> _To do_
Output exactly, please, the lines of the records below from the one containing "Type out the text in this image." through the final line.

> _Data to use_
>> begin

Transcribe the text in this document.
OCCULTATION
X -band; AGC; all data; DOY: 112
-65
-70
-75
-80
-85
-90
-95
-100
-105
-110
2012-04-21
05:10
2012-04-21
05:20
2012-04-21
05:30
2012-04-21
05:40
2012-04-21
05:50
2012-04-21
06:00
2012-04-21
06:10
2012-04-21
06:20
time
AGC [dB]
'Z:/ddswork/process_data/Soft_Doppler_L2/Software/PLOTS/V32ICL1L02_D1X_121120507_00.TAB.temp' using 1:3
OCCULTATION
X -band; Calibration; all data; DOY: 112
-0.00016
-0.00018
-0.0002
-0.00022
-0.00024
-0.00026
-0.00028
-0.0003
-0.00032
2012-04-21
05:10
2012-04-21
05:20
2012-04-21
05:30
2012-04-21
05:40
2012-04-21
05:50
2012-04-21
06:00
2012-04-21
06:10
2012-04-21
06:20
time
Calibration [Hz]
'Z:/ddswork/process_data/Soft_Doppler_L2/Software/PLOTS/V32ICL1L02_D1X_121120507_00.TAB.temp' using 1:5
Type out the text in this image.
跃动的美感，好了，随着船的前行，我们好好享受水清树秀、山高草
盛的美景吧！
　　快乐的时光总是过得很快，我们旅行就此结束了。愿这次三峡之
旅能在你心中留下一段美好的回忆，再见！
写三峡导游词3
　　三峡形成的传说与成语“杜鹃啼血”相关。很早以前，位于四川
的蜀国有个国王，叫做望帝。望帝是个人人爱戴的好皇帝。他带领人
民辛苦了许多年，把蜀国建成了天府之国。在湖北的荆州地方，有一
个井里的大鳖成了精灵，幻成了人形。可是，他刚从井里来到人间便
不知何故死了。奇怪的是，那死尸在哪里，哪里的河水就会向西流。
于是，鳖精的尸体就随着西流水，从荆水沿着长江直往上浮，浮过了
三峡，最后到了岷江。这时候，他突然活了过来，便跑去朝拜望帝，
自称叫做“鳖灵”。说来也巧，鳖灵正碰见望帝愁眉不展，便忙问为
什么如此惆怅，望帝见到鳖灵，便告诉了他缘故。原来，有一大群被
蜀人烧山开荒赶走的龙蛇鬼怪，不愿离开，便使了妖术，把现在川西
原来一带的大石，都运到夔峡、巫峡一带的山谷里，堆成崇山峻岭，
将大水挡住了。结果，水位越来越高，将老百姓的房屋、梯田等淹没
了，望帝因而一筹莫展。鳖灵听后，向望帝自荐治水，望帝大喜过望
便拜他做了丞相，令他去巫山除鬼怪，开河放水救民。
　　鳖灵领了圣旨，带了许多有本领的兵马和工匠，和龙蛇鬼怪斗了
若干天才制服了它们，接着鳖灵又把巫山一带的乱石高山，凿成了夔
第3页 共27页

>> end

> _Solution below_
Type out the text in this image.
跃动的美感，好了，随着船的前行，我们好好享受水清树秀、山高草
盛的美景吧！
　　快乐的时光总是过得很快，我们旅行就此结束了。愿这次三峡之
旅能在你心中留下一段美好的回忆，再见！
写三峡导游词3
　　三峡形成的传说与成语“杜鹃啼血”相关。很早以前，位于四川
的蜀国有个国王，叫做望帝。望帝是个人人爱戴的好皇帝。他带领人
民辛苦了许多年，把蜀国建成了天府之国。在湖北的荆州地方，有一
个井里的大鳖成了精灵，幻成了人形。可是，他刚从井里来到人间便
不知何故死了。奇怪的是，那死尸在哪里，哪里的河水就会向西流。
于是，鳖精的尸体就随着西流水，从荆水沿着长江直往上浮，浮过了
三峡，最后到了岷江。这时候，他突然活了过来，便跑去朝拜望帝，
自称叫做“鳖灵”。说来也巧，鳖灵正碰见望帝愁眉不展，便忙问为
什么如此惆怅，望帝见到鳖灵，便告诉了他缘故。原来，有一大群被
蜀人烧山开荒赶走的龙蛇鬼怪，不愿离开，便使了妖术，把现在川西
原来一带的大石，都运到夔峡、巫峡一带的山谷里，堆成崇山峻岭，
将大水挡住了。结果，水位越来越高，将老百姓的房屋、梯田等淹没
了，望帝因而一筹莫展。鳖灵听后，向望帝自荐治水，望帝大喜过望
便拜他做了丞相，令他去巫山除鬼怪，开河放水救民。
　　鳖灵领了圣旨，带了许多有本领的兵马和工匠，和龙蛇鬼怪斗了
若干天才制服了它们，接着鳖灵又把巫山一带的乱石高山，凿成了夔
第3页 共27页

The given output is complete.